*Exercise task*: Determine how many lines hold "flights" and give only that number.

** start of Data rows **

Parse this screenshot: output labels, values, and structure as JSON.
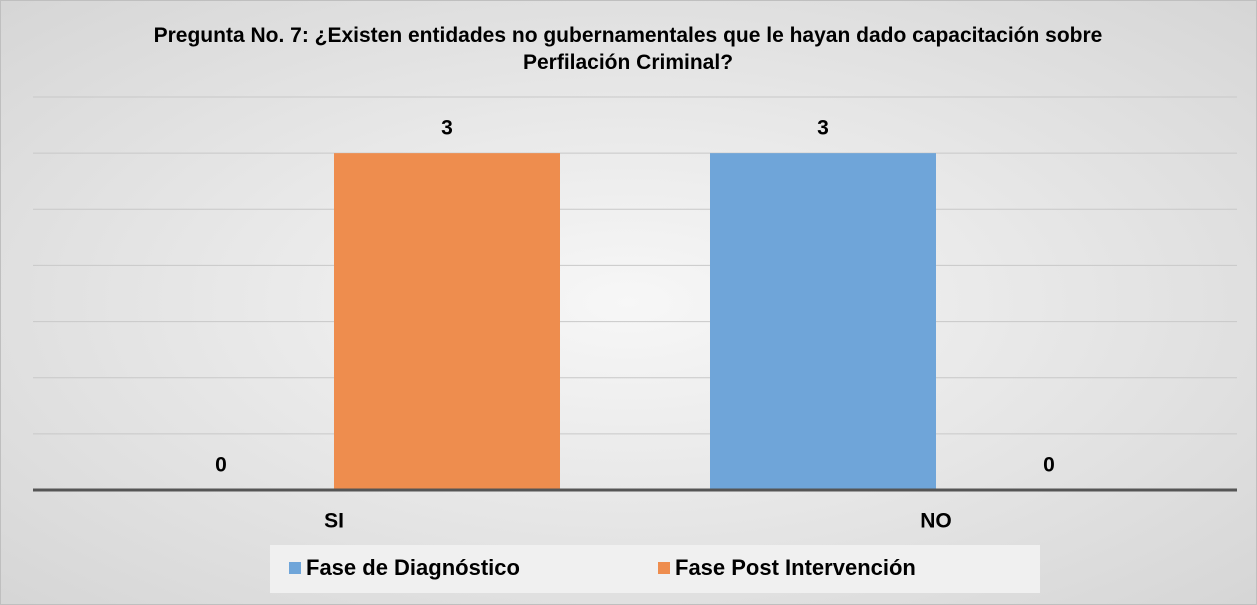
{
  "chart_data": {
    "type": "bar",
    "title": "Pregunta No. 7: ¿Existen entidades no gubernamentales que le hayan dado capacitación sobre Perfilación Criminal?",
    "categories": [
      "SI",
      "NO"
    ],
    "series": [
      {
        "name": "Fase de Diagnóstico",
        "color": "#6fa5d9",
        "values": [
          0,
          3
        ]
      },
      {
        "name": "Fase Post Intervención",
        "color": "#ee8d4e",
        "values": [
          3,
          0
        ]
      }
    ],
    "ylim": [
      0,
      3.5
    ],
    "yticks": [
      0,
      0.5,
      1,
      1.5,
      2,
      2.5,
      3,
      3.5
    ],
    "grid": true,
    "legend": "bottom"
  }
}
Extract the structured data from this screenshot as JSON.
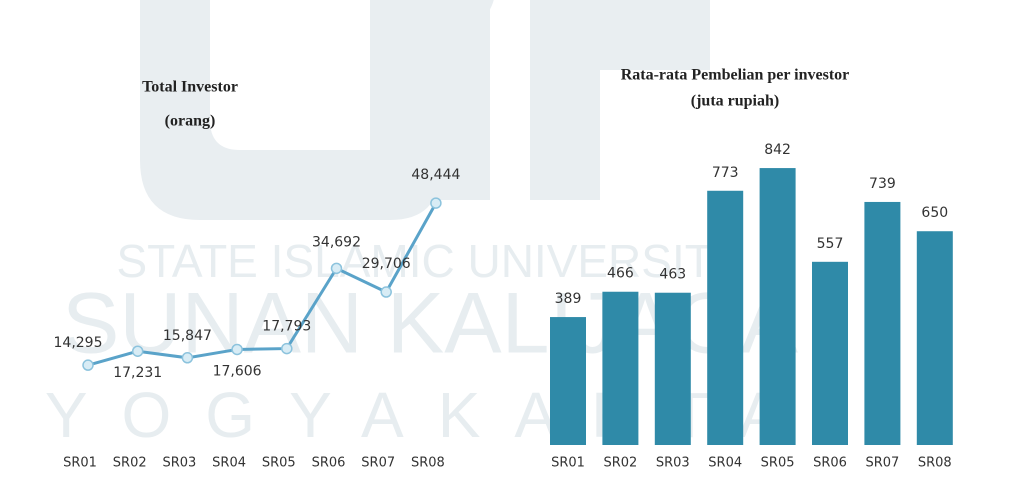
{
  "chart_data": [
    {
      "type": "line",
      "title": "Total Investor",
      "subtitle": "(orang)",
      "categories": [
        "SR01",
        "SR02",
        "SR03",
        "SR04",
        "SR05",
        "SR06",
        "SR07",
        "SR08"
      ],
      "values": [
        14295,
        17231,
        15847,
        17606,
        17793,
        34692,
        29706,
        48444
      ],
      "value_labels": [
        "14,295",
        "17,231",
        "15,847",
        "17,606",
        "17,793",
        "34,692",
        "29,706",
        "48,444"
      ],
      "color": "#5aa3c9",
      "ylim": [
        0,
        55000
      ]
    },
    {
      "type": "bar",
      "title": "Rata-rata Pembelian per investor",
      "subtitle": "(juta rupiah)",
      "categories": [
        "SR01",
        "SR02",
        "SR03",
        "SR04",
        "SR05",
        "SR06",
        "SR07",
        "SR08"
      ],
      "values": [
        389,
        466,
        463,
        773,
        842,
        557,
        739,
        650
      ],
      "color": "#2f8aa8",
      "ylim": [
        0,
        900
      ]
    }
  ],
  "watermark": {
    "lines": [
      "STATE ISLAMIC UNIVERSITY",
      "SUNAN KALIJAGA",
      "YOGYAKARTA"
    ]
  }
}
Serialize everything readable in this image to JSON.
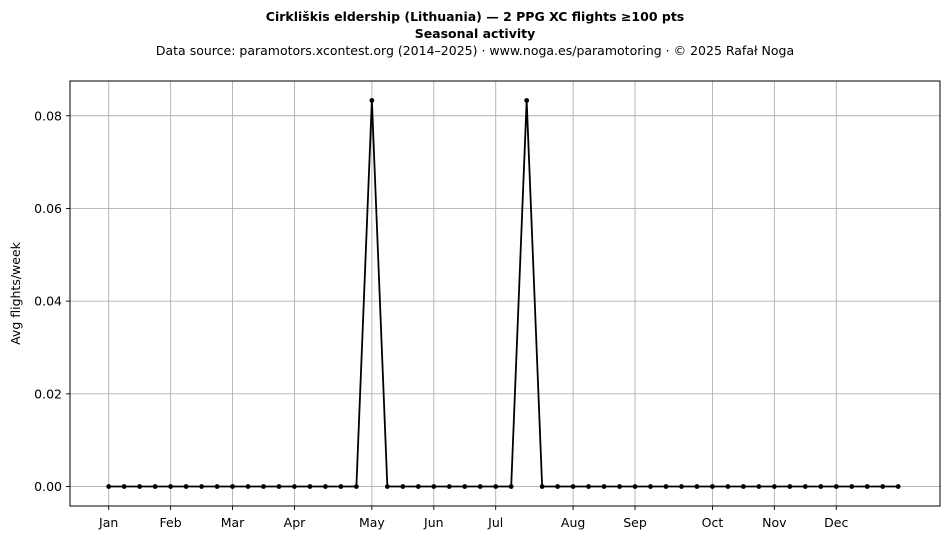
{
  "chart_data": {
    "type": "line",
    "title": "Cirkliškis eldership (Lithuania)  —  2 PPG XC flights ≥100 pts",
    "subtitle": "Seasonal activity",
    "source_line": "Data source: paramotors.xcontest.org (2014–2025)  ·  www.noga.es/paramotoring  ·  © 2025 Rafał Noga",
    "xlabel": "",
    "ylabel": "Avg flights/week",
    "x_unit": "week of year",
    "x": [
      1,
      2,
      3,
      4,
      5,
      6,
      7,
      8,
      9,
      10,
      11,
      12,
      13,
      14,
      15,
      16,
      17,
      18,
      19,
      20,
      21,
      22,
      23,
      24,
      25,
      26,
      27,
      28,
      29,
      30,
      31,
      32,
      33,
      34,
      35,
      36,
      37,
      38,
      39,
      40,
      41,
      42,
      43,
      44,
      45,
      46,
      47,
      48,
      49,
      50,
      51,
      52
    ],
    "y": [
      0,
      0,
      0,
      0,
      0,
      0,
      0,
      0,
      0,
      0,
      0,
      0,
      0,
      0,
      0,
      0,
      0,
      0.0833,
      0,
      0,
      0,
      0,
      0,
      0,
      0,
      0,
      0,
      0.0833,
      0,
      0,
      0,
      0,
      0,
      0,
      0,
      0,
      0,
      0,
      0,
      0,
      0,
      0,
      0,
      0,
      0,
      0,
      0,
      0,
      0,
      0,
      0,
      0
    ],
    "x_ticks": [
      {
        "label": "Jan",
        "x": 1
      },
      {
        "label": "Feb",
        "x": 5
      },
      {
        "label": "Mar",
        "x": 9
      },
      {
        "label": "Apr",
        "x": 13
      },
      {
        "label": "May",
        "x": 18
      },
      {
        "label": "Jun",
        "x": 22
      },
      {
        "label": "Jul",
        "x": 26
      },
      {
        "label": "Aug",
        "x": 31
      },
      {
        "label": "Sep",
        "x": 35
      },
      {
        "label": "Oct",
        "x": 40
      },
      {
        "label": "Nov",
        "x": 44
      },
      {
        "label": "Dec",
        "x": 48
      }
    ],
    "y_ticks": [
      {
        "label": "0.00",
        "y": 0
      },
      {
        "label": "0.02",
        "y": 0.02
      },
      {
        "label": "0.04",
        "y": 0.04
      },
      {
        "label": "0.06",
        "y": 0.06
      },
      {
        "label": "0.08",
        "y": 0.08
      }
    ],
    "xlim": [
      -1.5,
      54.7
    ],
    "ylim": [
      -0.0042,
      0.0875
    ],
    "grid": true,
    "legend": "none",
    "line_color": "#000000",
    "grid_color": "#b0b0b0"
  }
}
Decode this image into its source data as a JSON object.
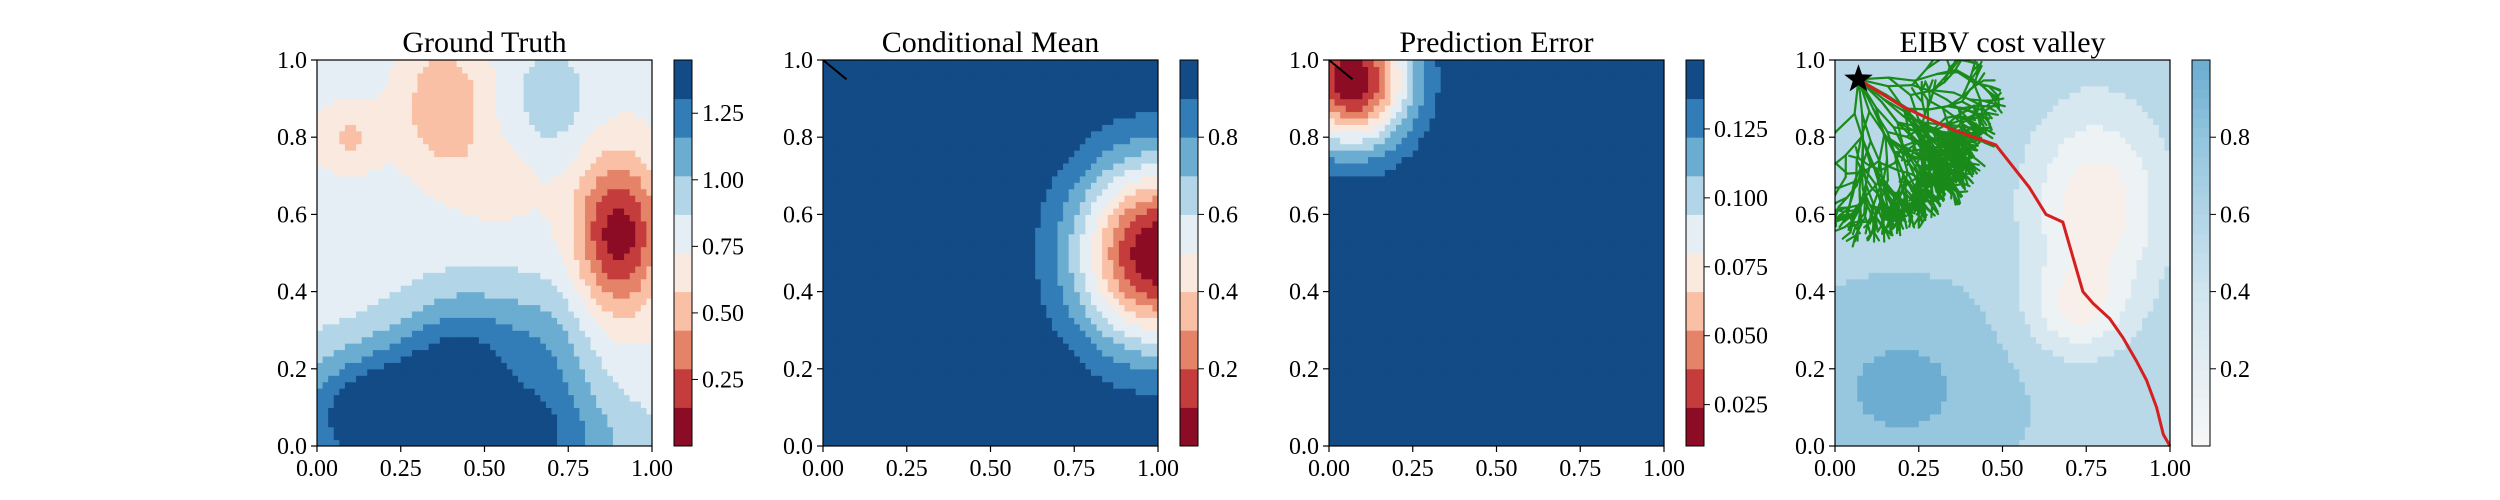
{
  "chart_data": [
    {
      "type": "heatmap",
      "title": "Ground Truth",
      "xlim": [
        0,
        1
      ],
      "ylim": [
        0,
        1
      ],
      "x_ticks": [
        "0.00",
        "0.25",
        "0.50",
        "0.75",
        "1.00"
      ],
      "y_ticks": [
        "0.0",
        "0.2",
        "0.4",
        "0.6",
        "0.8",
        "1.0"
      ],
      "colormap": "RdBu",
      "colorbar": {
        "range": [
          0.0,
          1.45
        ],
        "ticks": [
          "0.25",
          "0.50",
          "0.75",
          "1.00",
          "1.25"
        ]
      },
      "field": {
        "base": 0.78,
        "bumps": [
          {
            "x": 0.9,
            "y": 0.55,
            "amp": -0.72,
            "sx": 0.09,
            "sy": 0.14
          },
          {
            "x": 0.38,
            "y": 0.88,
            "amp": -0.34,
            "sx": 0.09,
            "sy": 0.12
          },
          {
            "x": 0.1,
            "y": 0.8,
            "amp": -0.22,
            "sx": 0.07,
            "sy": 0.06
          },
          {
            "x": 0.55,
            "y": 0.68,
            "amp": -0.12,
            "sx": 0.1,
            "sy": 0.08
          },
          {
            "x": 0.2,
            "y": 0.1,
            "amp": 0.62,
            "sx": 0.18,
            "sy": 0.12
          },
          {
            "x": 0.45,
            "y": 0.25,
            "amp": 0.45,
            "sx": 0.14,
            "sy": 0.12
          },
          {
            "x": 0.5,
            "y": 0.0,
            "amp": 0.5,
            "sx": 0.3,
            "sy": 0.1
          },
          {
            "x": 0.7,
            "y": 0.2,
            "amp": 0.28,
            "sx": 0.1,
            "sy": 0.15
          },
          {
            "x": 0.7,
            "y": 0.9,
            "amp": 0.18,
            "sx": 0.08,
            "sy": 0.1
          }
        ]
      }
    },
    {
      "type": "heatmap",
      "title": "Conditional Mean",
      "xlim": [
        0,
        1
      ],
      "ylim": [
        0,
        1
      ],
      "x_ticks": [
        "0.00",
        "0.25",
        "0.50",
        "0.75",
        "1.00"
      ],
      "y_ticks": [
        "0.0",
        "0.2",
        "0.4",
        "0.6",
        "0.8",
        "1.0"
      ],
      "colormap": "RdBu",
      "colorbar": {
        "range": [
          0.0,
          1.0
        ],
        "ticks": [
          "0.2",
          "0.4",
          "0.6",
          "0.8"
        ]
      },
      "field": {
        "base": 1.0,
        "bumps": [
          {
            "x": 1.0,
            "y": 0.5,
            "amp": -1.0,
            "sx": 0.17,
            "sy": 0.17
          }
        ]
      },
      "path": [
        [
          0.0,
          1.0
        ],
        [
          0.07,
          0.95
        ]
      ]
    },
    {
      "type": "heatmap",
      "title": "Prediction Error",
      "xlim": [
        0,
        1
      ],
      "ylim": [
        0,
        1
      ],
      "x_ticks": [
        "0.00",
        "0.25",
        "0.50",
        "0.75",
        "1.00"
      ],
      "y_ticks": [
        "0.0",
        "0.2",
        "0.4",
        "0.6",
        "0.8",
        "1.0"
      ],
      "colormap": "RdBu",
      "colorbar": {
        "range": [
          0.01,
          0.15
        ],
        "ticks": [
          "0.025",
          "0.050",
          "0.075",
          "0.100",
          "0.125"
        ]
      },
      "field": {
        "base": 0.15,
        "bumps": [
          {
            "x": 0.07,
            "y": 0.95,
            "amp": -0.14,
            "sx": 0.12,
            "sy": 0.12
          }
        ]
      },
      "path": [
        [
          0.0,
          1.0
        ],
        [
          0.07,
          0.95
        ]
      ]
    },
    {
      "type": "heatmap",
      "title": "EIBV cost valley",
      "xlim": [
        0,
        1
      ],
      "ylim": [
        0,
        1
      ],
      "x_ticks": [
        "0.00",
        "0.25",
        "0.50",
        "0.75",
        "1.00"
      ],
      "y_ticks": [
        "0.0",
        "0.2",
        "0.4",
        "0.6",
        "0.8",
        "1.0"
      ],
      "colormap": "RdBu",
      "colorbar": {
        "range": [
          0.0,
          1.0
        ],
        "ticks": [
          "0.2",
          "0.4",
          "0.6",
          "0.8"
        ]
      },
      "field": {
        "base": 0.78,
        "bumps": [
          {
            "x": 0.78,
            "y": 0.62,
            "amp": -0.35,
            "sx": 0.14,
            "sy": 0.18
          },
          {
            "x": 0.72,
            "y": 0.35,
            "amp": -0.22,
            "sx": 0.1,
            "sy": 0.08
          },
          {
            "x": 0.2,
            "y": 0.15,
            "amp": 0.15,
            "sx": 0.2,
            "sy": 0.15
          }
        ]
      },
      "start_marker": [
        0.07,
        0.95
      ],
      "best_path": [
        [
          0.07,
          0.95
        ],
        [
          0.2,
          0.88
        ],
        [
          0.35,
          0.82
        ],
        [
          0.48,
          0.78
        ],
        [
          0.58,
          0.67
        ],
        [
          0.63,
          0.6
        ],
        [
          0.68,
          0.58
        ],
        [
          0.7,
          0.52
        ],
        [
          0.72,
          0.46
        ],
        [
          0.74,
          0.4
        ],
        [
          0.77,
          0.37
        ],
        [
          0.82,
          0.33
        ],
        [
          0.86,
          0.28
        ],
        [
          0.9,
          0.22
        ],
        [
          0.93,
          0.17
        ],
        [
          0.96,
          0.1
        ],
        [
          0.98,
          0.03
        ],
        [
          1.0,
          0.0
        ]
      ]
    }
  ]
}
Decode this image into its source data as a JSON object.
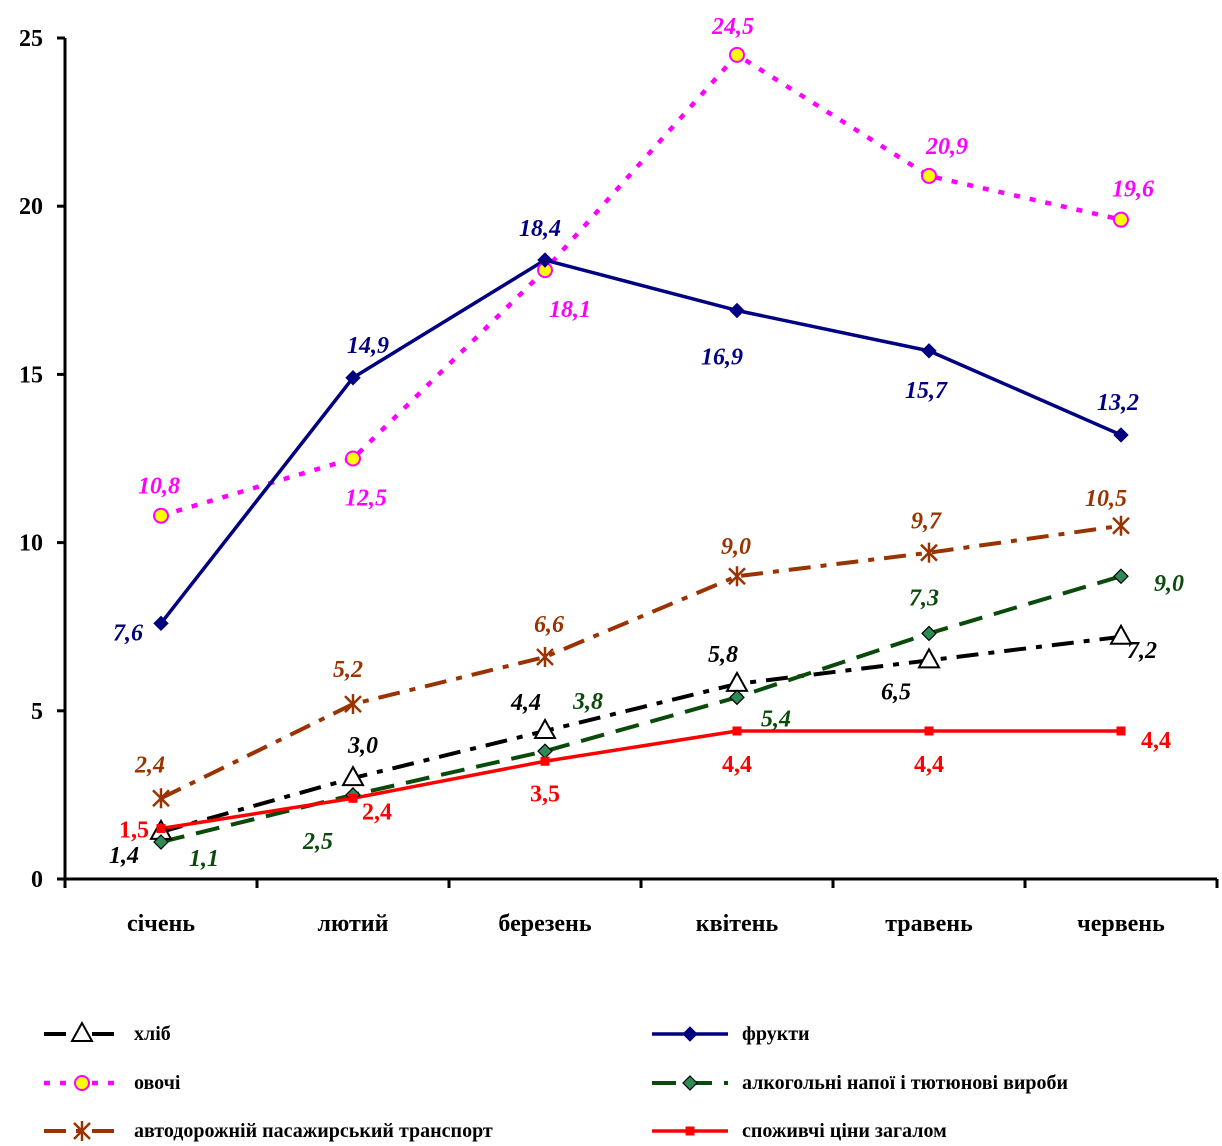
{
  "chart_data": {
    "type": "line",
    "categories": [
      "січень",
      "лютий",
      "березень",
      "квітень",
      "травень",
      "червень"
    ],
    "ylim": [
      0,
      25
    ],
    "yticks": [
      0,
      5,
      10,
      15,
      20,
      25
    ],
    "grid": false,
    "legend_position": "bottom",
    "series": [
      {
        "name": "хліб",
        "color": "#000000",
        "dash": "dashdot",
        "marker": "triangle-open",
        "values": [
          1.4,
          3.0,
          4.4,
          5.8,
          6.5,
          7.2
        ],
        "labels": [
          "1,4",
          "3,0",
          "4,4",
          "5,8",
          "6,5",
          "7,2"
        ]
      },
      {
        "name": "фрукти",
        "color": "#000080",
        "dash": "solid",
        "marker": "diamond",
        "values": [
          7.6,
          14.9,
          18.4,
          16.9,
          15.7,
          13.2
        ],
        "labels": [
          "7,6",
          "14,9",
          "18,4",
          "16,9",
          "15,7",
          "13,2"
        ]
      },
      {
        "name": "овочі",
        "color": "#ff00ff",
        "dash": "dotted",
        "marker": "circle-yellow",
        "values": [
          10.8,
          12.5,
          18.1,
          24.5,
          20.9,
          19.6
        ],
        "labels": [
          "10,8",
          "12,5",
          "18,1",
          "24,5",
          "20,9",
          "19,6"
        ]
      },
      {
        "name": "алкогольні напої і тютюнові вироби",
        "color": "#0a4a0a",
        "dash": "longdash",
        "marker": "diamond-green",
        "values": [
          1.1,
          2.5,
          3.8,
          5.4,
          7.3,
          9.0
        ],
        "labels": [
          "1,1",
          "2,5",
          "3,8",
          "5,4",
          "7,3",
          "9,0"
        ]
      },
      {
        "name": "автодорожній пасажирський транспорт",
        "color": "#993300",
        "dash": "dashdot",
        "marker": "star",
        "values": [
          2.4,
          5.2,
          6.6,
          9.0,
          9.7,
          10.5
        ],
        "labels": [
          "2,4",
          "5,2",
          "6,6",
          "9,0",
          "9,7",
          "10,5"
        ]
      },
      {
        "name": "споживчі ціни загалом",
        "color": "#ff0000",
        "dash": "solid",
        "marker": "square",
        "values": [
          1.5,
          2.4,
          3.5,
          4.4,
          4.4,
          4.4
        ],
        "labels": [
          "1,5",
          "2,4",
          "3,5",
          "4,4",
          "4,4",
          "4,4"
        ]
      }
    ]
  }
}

** end of Data rows **

*Expected output*: 2